*EXERCISE DETAILS*.
Locate each line holding the string "Growth" and copy it.

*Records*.
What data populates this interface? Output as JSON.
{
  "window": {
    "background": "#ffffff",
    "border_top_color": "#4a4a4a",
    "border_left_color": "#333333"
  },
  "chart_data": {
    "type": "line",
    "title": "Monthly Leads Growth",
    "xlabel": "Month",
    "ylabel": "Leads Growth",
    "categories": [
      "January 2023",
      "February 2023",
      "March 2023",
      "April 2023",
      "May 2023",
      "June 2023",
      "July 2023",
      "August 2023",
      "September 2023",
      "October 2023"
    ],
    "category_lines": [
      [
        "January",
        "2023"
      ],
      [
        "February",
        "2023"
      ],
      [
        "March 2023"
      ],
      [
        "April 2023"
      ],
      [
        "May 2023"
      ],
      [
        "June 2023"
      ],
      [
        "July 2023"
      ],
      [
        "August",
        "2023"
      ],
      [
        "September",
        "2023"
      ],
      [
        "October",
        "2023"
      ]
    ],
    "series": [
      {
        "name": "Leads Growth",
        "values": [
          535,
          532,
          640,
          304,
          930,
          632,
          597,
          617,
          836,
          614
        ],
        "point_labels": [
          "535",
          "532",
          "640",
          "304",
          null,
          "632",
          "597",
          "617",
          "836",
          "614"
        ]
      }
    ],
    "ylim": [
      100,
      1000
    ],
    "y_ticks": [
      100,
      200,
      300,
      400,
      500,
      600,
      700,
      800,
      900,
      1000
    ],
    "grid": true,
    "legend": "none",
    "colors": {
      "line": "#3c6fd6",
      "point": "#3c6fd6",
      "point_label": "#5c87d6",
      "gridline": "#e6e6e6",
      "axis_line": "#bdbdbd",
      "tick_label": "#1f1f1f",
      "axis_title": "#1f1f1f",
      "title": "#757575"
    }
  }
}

*EXERCISE SOLUTION*.
    "title": "Monthly Leads Growth",
    "ylabel": "Leads Growth",
        "name": "Leads Growth",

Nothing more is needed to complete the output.